Problem details - Please output every line of the material as it stands, without the pictures.
○ ○ ○ ○
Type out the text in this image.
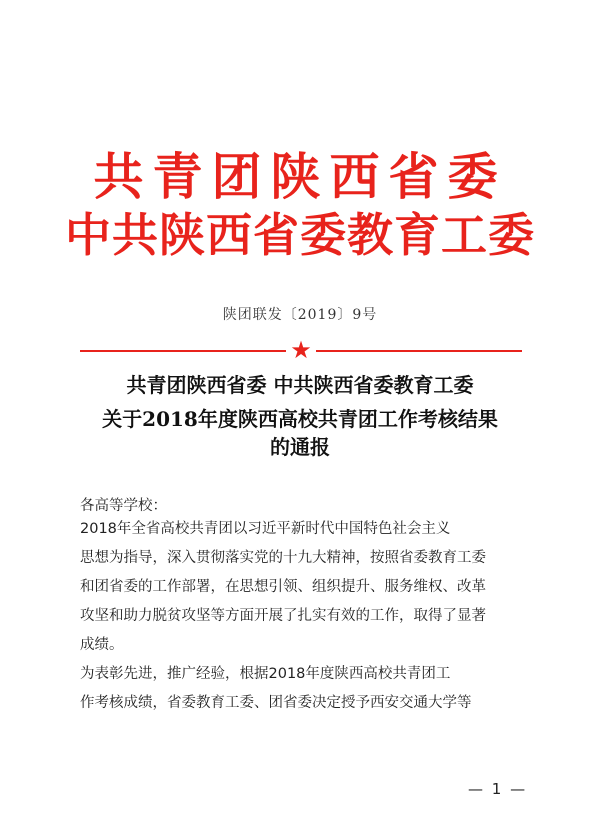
共青团陕西省委
中共陕西省委教育工委
陕团联发〔2019〕9号
★
共青团陕西省委 中共陕西省委教育工委
关于2018年度陕西高校共青团工作考核结果
的通报
各高等学校：
2018年全省高校共青团以习近平新时代中国特色社会主义
思想为指导，深入贯彻落实党的十九大精神，按照省委教育工委
和团省委的工作部署，在思想引领、组织提升、服务维权、改革
攻坚和助力脱贫攻坚等方面开展了扎实有效的工作，取得了显著
成绩。
为表彰先进，推广经验，根据2018年度陕西高校共青团工
作考核成绩，省委教育工委、团省委决定授予西安交通大学等
— 1 —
○ ○ ○ ○
Solved problem -
Type out the text in this image.
共青团陕西省委
中共陕西省委教育工委
陕团联发〔2019〕9号
★
共青团陕西省委 中共陕西省委教育工委
关于2018年度陕西高校共青团工作考核结果
的通报
各高等学校：
2018年全省高校共青团以习近平新时代中国特色社会主义
思想为指导，深入贯彻落实党的十九大精神，按照省委教育工委
和团省委的工作部署，在思想引领、组织提升、服务维权、改革
攻坚和助力脱贫攻坚等方面开展了扎实有效的工作，取得了显著
成绩。
为表彰先进，推广经验，根据2018年度陕西高校共青团工
作考核成绩，省委教育工委、团省委决定授予西安交通大学等
— 1 —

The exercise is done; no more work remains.